WORK TO COMPLETE:
Collect every line in the records below that contains the word "name".

PROVIDED RECORDS:
---*---

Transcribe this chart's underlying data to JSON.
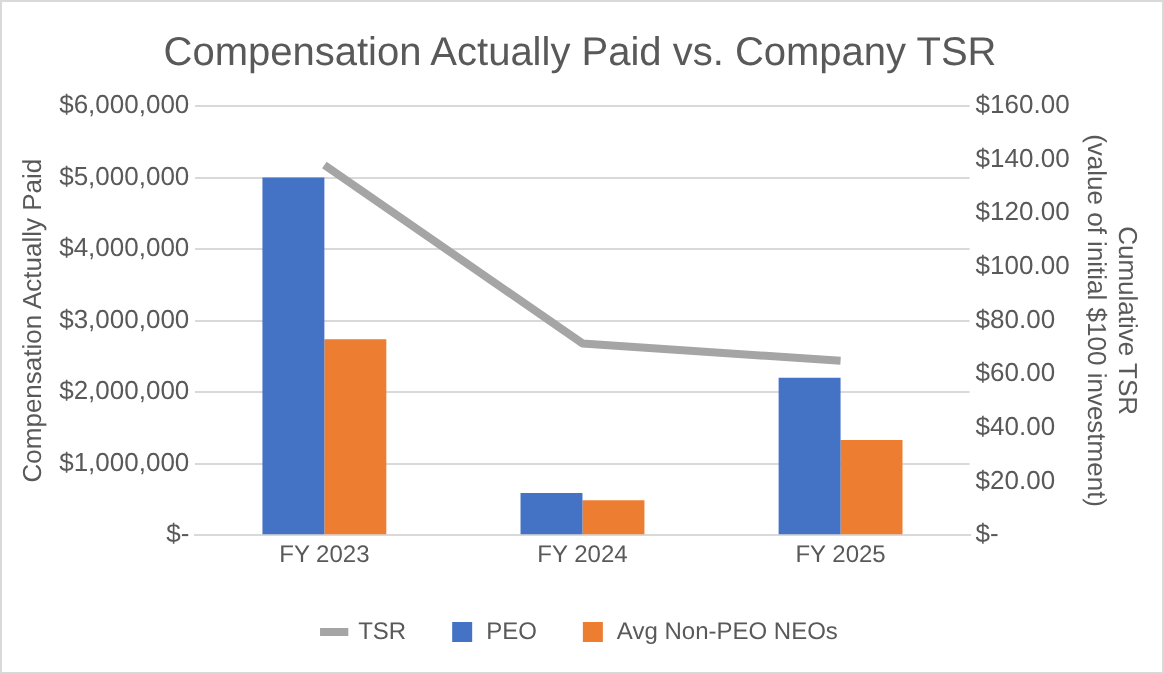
{
  "chart_data": {
    "type": "bar",
    "title": "Compensation Actually Paid vs. Company TSR",
    "ylabel": "Compensation Actually Paid",
    "y2label": "Cumulative TSR\n(value of initial $100 investment)",
    "categories": [
      "FY 2023",
      "FY 2024",
      "FY 2025"
    ],
    "series": [
      {
        "name": "PEO",
        "color": "#4472c4",
        "values": [
          5000000,
          590000,
          2200000
        ]
      },
      {
        "name": "Avg Non-PEO NEOs",
        "color": "#ed7d31",
        "values": [
          2740000,
          490000,
          1330000
        ]
      },
      {
        "name": "TSR",
        "type": "line",
        "axis": "y2",
        "color": "#a5a5a5",
        "values": [
          138,
          71.5,
          65
        ]
      }
    ],
    "ylim": [
      0,
      6000000
    ],
    "yticks": [
      {
        "value": 0,
        "label": "$-"
      },
      {
        "value": 1000000,
        "label": "$1,000,000"
      },
      {
        "value": 2000000,
        "label": "$2,000,000"
      },
      {
        "value": 3000000,
        "label": "$3,000,000"
      },
      {
        "value": 4000000,
        "label": "$4,000,000"
      },
      {
        "value": 5000000,
        "label": "$5,000,000"
      },
      {
        "value": 6000000,
        "label": "$6,000,000"
      }
    ],
    "y2lim": [
      0,
      160
    ],
    "y2ticks": [
      {
        "value": 0,
        "label": "$-"
      },
      {
        "value": 20,
        "label": "$20.00"
      },
      {
        "value": 40,
        "label": "$40.00"
      },
      {
        "value": 60,
        "label": "$60.00"
      },
      {
        "value": 80,
        "label": "$80.00"
      },
      {
        "value": 100,
        "label": "$100.00"
      },
      {
        "value": 120,
        "label": "$120.00"
      },
      {
        "value": 140,
        "label": "$140.00"
      },
      {
        "value": 160,
        "label": "$160.00"
      }
    ],
    "grid": "y",
    "legend": "bottom",
    "marker": "none",
    "line_style": "solid"
  }
}
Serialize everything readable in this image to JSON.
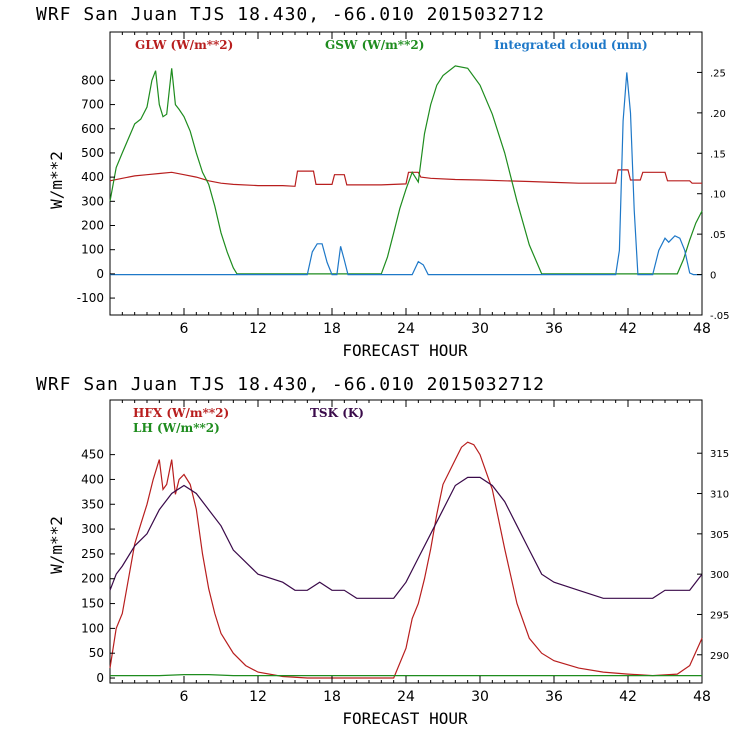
{
  "chart_data": [
    {
      "type": "line",
      "title": "WRF  San Juan TJS  18.430, -66.010  2015032712",
      "xlabel": "FORECAST HOUR",
      "ylabel": "W/m**2",
      "xlim": [
        0,
        48
      ],
      "ylim": [
        -170,
        1000
      ],
      "y2lim": [
        -0.05,
        0.3
      ],
      "x_ticks": [
        6,
        12,
        18,
        24,
        30,
        36,
        42,
        48
      ],
      "y_ticks": [
        -100,
        0,
        100,
        200,
        300,
        400,
        500,
        600,
        700,
        800
      ],
      "y2_ticks": [
        -0.05,
        0,
        0.05,
        0.1,
        0.15,
        0.2,
        0.25
      ],
      "y2_tick_labels": [
        "-.05",
        "0",
        ".05",
        ".10",
        ".15",
        ".20",
        ".25"
      ],
      "series": [
        {
          "name": "GLW (W/m**2)",
          "color": "#b81e1e",
          "axis": "left",
          "x": [
            0,
            1,
            2,
            3,
            4,
            5,
            6,
            7,
            8,
            9,
            10,
            12,
            14,
            15,
            15.2,
            16.5,
            16.7,
            18,
            18.2,
            19,
            19.2,
            20,
            22,
            24,
            24.2,
            25,
            25.2,
            26,
            28,
            30,
            32,
            34,
            36,
            38,
            40,
            41,
            41.2,
            42,
            42.2,
            43,
            43.2,
            45,
            45.2,
            47,
            47.2,
            48
          ],
          "y": [
            385,
            395,
            405,
            410,
            415,
            420,
            410,
            400,
            385,
            375,
            370,
            365,
            365,
            362,
            425,
            425,
            370,
            370,
            410,
            410,
            368,
            368,
            368,
            372,
            420,
            420,
            400,
            395,
            390,
            388,
            385,
            382,
            378,
            375,
            375,
            375,
            430,
            430,
            388,
            388,
            420,
            420,
            385,
            385,
            375,
            375
          ]
        },
        {
          "name": "GSW (W/m**2)",
          "color": "#1e8c1e",
          "axis": "left",
          "x": [
            0,
            0.5,
            1,
            1.5,
            2,
            2.5,
            3,
            3.4,
            3.7,
            4,
            4.3,
            4.6,
            5,
            5.3,
            5.6,
            6,
            6.5,
            7,
            7.5,
            8,
            8.5,
            9,
            9.5,
            10,
            10.3,
            11,
            22,
            22.5,
            23,
            23.5,
            24,
            24.5,
            25,
            25.5,
            26,
            26.5,
            27,
            28,
            29,
            30,
            31,
            32,
            33,
            34,
            35,
            36,
            46,
            46.5,
            47,
            47.5,
            48
          ],
          "y": [
            300,
            440,
            500,
            560,
            620,
            640,
            690,
            800,
            840,
            700,
            650,
            660,
            850,
            700,
            680,
            650,
            590,
            500,
            420,
            370,
            280,
            170,
            90,
            25,
            0,
            0,
            0,
            70,
            170,
            270,
            350,
            420,
            380,
            580,
            700,
            780,
            820,
            860,
            850,
            780,
            660,
            500,
            300,
            120,
            0,
            0,
            0,
            60,
            140,
            210,
            260
          ]
        },
        {
          "name": "Integrated cloud (mm)",
          "color": "#1e78c8",
          "axis": "right",
          "x": [
            0,
            16,
            16.4,
            16.8,
            17.2,
            17.6,
            18,
            18.4,
            18.7,
            19,
            19.3,
            20,
            24.5,
            25,
            25.4,
            25.8,
            26,
            41,
            41.3,
            41.6,
            41.9,
            42.2,
            42.5,
            42.8,
            43,
            44,
            44.5,
            45,
            45.3,
            45.8,
            46.2,
            46.6,
            47,
            47.3,
            48
          ],
          "y": [
            0,
            0,
            0.028,
            0.038,
            0.038,
            0.015,
            0,
            0,
            0.035,
            0.018,
            0,
            0,
            0,
            0.016,
            0.012,
            0,
            0,
            0,
            0.03,
            0.19,
            0.25,
            0.2,
            0.08,
            0,
            0,
            0,
            0.03,
            0.045,
            0.04,
            0.048,
            0.045,
            0.03,
            0.002,
            0,
            0
          ]
        }
      ],
      "legend": [
        "GLW (W/m**2)",
        "GSW (W/m**2)",
        "Integrated cloud (mm)"
      ]
    },
    {
      "type": "line",
      "title": "WRF  San Juan TJS  18.430, -66.010  2015032712",
      "xlabel": "FORECAST HOUR",
      "ylabel": "W/m**2",
      "xlim": [
        0,
        48
      ],
      "ylim": [
        -10,
        560
      ],
      "y2lim": [
        286.5,
        321.6
      ],
      "x_ticks": [
        6,
        12,
        18,
        24,
        30,
        36,
        42,
        48
      ],
      "y_ticks": [
        0,
        50,
        100,
        150,
        200,
        250,
        300,
        350,
        400,
        450
      ],
      "y2_ticks": [
        290,
        295,
        300,
        305,
        310,
        315
      ],
      "series": [
        {
          "name": "HFX (W/m**2)",
          "color": "#b81e1e",
          "axis": "left",
          "x": [
            0,
            0.5,
            1,
            1.5,
            2,
            2.5,
            3,
            3.5,
            4,
            4.3,
            4.6,
            5,
            5.3,
            5.6,
            6,
            6.5,
            7,
            7.5,
            8,
            8.5,
            9,
            10,
            11,
            12,
            14,
            16,
            18,
            20,
            22,
            23,
            24,
            24.5,
            25,
            25.5,
            26,
            26.5,
            27,
            28,
            28.5,
            29,
            29.5,
            30,
            31,
            32,
            33,
            34,
            35,
            36,
            38,
            40,
            42,
            44,
            46,
            47,
            48
          ],
          "y": [
            20,
            100,
            130,
            200,
            270,
            310,
            350,
            400,
            440,
            380,
            390,
            440,
            370,
            400,
            410,
            390,
            340,
            250,
            180,
            130,
            90,
            50,
            25,
            12,
            3,
            0,
            0,
            0,
            0,
            0,
            60,
            120,
            150,
            200,
            260,
            330,
            390,
            440,
            465,
            475,
            470,
            450,
            380,
            260,
            150,
            80,
            50,
            35,
            20,
            12,
            8,
            5,
            8,
            25,
            80
          ]
        },
        {
          "name": "LH (W/m**2)",
          "color": "#1e8c1e",
          "axis": "left",
          "x": [
            0,
            4,
            6,
            8,
            10,
            12,
            24,
            30,
            36,
            42,
            46,
            48
          ],
          "y": [
            5,
            5,
            7,
            7,
            5,
            5,
            5,
            5,
            5,
            5,
            5,
            5
          ]
        },
        {
          "name": "TSK (K)",
          "color": "#3a0a4a",
          "axis": "right",
          "x": [
            0,
            0.5,
            1,
            2,
            3,
            4,
            5,
            6,
            7,
            8,
            9,
            10,
            12,
            14,
            15,
            16,
            17,
            18,
            19,
            20,
            21,
            22,
            23,
            24,
            25,
            26,
            27,
            28,
            29,
            30,
            31,
            32,
            33,
            34,
            35,
            36,
            38,
            40,
            42,
            44,
            45,
            46,
            47,
            48
          ],
          "y": [
            298,
            300,
            301,
            303.5,
            305,
            308,
            310,
            311,
            310,
            308,
            306,
            303,
            300,
            299,
            298,
            298,
            299,
            298,
            298,
            297,
            297,
            297,
            297,
            299,
            302,
            305,
            308,
            311,
            312,
            312,
            311,
            309,
            306,
            303,
            300,
            299,
            298,
            297,
            297,
            297,
            298,
            298,
            298,
            300
          ]
        }
      ],
      "legend": [
        "HFX (W/m**2)",
        "LH (W/m**2)",
        "TSK (K)"
      ]
    }
  ]
}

---*---

RESULT OF THE EXERCISE:
        "name": "PEO",
        "name": "Avg Non-PEO NEOs",
        "name": "TSR",
          "name": "GLW (W/m**2)",
          "name": "GSW (W/m**2)",
          "name": "Integrated cloud (mm)",
          "name": "HFX (W/m**2)",
          "name": "LH (W/m**2)",
          "name": "TSK (K)",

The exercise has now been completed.